> [Directions for this task] Would you write out the entries below, every one of them, exactly?
───── Dataset
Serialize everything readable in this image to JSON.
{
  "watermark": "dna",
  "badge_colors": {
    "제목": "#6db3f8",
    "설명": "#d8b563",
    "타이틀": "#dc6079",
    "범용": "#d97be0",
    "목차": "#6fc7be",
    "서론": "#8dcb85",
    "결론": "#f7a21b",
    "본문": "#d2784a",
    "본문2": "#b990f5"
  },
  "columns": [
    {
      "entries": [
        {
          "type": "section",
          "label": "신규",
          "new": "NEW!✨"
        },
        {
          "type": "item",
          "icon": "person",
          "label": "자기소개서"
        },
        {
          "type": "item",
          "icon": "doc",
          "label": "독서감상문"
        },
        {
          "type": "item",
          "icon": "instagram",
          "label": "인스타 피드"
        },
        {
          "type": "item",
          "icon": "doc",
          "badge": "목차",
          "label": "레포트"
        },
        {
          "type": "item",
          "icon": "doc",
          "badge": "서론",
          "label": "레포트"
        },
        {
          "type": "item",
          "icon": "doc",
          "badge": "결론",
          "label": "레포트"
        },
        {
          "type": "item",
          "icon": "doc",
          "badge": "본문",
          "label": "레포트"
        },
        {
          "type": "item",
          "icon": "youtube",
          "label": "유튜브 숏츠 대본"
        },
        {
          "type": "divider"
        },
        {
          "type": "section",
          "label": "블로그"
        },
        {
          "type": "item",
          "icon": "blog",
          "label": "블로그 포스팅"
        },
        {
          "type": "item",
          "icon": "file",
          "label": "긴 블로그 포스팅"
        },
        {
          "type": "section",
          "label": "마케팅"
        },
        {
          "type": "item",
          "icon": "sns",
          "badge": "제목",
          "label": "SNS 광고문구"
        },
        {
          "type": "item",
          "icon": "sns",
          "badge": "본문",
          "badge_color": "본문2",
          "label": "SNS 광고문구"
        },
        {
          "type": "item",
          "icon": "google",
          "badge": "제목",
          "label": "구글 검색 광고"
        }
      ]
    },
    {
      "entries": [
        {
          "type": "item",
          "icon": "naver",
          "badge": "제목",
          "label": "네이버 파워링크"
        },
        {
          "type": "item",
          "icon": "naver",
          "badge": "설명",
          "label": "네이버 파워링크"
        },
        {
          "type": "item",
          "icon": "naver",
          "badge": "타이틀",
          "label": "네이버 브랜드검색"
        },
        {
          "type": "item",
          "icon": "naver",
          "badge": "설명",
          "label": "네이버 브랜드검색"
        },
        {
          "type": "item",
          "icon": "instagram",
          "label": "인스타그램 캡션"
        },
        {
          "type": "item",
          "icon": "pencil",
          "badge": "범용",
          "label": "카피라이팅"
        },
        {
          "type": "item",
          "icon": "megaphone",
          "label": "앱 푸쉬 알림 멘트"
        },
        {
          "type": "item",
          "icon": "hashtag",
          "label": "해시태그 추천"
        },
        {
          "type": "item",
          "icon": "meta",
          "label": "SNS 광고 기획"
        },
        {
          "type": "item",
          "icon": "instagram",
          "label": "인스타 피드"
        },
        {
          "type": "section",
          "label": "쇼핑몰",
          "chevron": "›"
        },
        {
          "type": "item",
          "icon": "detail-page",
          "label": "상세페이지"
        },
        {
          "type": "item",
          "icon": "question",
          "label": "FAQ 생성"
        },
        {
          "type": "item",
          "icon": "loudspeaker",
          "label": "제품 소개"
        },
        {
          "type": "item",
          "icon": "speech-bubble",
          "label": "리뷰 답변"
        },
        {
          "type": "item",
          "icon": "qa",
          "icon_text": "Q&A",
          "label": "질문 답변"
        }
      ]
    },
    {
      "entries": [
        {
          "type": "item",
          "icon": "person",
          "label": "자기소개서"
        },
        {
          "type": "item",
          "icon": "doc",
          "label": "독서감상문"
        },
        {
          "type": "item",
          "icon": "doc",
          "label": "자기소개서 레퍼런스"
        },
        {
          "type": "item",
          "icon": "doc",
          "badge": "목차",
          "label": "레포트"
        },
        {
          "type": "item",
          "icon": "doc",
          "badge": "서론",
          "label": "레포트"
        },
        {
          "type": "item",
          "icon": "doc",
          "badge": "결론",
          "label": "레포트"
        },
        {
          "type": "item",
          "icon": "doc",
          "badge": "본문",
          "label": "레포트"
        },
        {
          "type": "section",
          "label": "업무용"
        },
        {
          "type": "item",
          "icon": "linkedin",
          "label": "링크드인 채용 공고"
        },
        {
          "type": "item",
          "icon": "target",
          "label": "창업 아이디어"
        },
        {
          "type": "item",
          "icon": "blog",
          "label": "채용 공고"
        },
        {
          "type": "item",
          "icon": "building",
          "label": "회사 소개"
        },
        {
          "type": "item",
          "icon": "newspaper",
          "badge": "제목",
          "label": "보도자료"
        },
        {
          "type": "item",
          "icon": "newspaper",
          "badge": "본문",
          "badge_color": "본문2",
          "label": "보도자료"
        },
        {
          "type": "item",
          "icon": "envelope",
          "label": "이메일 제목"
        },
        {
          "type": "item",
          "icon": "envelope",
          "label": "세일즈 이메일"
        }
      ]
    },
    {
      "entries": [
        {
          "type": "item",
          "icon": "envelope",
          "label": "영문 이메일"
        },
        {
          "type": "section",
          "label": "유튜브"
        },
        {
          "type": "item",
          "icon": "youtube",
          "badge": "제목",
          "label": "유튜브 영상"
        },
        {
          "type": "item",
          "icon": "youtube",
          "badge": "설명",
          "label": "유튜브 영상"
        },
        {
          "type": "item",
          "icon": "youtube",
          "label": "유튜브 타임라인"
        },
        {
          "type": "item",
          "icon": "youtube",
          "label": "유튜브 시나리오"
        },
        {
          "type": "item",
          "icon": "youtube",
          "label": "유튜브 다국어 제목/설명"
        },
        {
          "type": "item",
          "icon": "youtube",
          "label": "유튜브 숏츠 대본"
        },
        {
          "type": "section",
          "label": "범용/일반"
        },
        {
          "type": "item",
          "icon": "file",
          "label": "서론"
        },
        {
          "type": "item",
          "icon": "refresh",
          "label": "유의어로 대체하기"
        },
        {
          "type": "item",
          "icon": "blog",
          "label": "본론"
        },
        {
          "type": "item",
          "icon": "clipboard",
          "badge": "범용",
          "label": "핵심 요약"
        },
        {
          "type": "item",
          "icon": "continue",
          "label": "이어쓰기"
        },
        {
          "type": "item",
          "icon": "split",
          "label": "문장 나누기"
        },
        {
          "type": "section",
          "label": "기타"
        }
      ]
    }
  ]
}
──────────
> [Written reply]
Serialize everything readable in this image to JSON.
{
  "watermark": "dna",
  "badge_colors": {
    "제목": "#6db3f8",
    "설명": "#d8b563",
    "타이틀": "#dc6079",
    "범용": "#d97be0",
    "목차": "#6fc7be",
    "서론": "#8dcb85",
    "결론": "#f7a21b",
    "본문": "#d2784a",
    "본문2": "#b990f5"
  },
  "columns": [
    {
      "entries": [
        {
          "type": "section",
          "label": "신규",
          "new": "NEW!✨"
        },
        {
          "type": "item",
          "icon": "person",
          "label": "자기소개서"
        },
        {
          "type": "item",
          "icon": "doc",
          "label": "독서감상문"
        },
        {
          "type": "item",
          "icon": "instagram",
          "label": "인스타 피드"
        },
        {
          "type": "item",
          "icon": "doc",
          "badge": "목차",
          "label": "레포트"
        },
        {
          "type": "item",
          "icon": "doc",
          "badge": "서론",
          "label": "레포트"
        },
        {
          "type": "item",
          "icon": "doc",
          "badge": "결론",
          "label": "레포트"
        },
        {
          "type": "item",
          "icon": "doc",
          "badge": "본문",
          "label": "레포트"
        },
        {
          "type": "item",
          "icon": "youtube",
          "label": "유튜브 숏츠 대본"
        },
        {
          "type": "divider"
        },
        {
          "type": "section",
          "label": "블로그"
        },
        {
          "type": "item",
          "icon": "blog",
          "label": "블로그 포스팅"
        },
        {
          "type": "item",
          "icon": "file",
          "label": "긴 블로그 포스팅"
        },
        {
          "type": "section",
          "label": "마케팅"
        },
        {
          "type": "item",
          "icon": "sns",
          "badge": "제목",
          "label": "SNS 광고문구"
        },
        {
          "type": "item",
          "icon": "sns",
          "badge": "본문",
          "badge_color": "본문2",
          "label": "SNS 광고문구"
        },
        {
          "type": "item",
          "icon": "google",
          "badge": "제목",
          "label": "구글 검색 광고"
        }
      ]
    },
    {
      "entries": [
        {
          "type": "item",
          "icon": "naver",
          "badge": "제목",
          "label": "네이버 파워링크"
        },
        {
          "type": "item",
          "icon": "naver",
          "badge": "설명",
          "label": "네이버 파워링크"
        },
        {
          "type": "item",
          "icon": "naver",
          "badge": "타이틀",
          "label": "네이버 브랜드검색"
        },
        {
          "type": "item",
          "icon": "naver",
          "badge": "설명",
          "label": "네이버 브랜드검색"
        },
        {
          "type": "item",
          "icon": "instagram",
          "label": "인스타그램 캡션"
        },
        {
          "type": "item",
          "icon": "pencil",
          "badge": "범용",
          "label": "카피라이팅"
        },
        {
          "type": "item",
          "icon": "megaphone",
          "label": "앱 푸쉬 알림 멘트"
        },
        {
          "type": "item",
          "icon": "hashtag",
          "label": "해시태그 추천"
        },
        {
          "type": "item",
          "icon": "meta",
          "label": "SNS 광고 기획"
        },
        {
          "type": "item",
          "icon": "instagram",
          "label": "인스타 피드"
        },
        {
          "type": "section",
          "label": "쇼핑몰",
          "chevron": "›"
        },
        {
          "type": "item",
          "icon": "detail-page",
          "label": "상세페이지"
        },
        {
          "type": "item",
          "icon": "question",
          "label": "FAQ 생성"
        },
        {
          "type": "item",
          "icon": "loudspeaker",
          "label": "제품 소개"
        },
        {
          "type": "item",
          "icon": "speech-bubble",
          "label": "리뷰 답변"
        },
        {
          "type": "item",
          "icon": "qa",
          "icon_text": "Q&A",
          "label": "질문 답변"
        }
      ]
    },
    {
      "entries": [
        {
          "type": "item",
          "icon": "person",
          "label": "자기소개서"
        },
        {
          "type": "item",
          "icon": "doc",
          "label": "독서감상문"
        },
        {
          "type": "item",
          "icon": "doc",
          "label": "자기소개서 레퍼런스"
        },
        {
          "type": "item",
          "icon": "doc",
          "badge": "목차",
          "label": "레포트"
        },
        {
          "type": "item",
          "icon": "doc",
          "badge": "서론",
          "label": "레포트"
        },
        {
          "type": "item",
          "icon": "doc",
          "badge": "결론",
          "label": "레포트"
        },
        {
          "type": "item",
          "icon": "doc",
          "badge": "본문",
          "label": "레포트"
        },
        {
          "type": "section",
          "label": "업무용"
        },
        {
          "type": "item",
          "icon": "linkedin",
          "label": "링크드인 채용 공고"
        },
        {
          "type": "item",
          "icon": "target",
          "label": "창업 아이디어"
        },
        {
          "type": "item",
          "icon": "blog",
          "label": "채용 공고"
        },
        {
          "type": "item",
          "icon": "building",
          "label": "회사 소개"
        },
        {
          "type": "item",
          "icon": "newspaper",
          "badge": "제목",
          "label": "보도자료"
        },
        {
          "type": "item",
          "icon": "newspaper",
          "badge": "본문",
          "badge_color": "본문2",
          "label": "보도자료"
        },
        {
          "type": "item",
          "icon": "envelope",
          "label": "이메일 제목"
        },
        {
          "type": "item",
          "icon": "envelope",
          "label": "세일즈 이메일"
        }
      ]
    },
    {
      "entries": [
        {
          "type": "item",
          "icon": "envelope",
          "label": "영문 이메일"
        },
        {
          "type": "section",
          "label": "유튜브"
        },
        {
          "type": "item",
          "icon": "youtube",
          "badge": "제목",
          "label": "유튜브 영상"
        },
        {
          "type": "item",
          "icon": "youtube",
          "badge": "설명",
          "label": "유튜브 영상"
        },
        {
          "type": "item",
          "icon": "youtube",
          "label": "유튜브 타임라인"
        },
        {
          "type": "item",
          "icon": "youtube",
          "label": "유튜브 시나리오"
        },
        {
          "type": "item",
          "icon": "youtube",
          "label": "유튜브 다국어 제목/설명"
        },
        {
          "type": "item",
          "icon": "youtube",
          "label": "유튜브 숏츠 대본"
        },
        {
          "type": "section",
          "label": "범용/일반"
        },
        {
          "type": "item",
          "icon": "file",
          "label": "서론"
        },
        {
          "type": "item",
          "icon": "refresh",
          "label": "유의어로 대체하기"
        },
        {
          "type": "item",
          "icon": "blog",
          "label": "본론"
        },
        {
          "type": "item",
          "icon": "clipboard",
          "badge": "범용",
          "label": "핵심 요약"
        },
        {
          "type": "item",
          "icon": "continue",
          "label": "이어쓰기"
        },
        {
          "type": "item",
          "icon": "split",
          "label": "문장 나누기"
        },
        {
          "type": "section",
          "label": "기타"
        }
      ]
    }
  ]
}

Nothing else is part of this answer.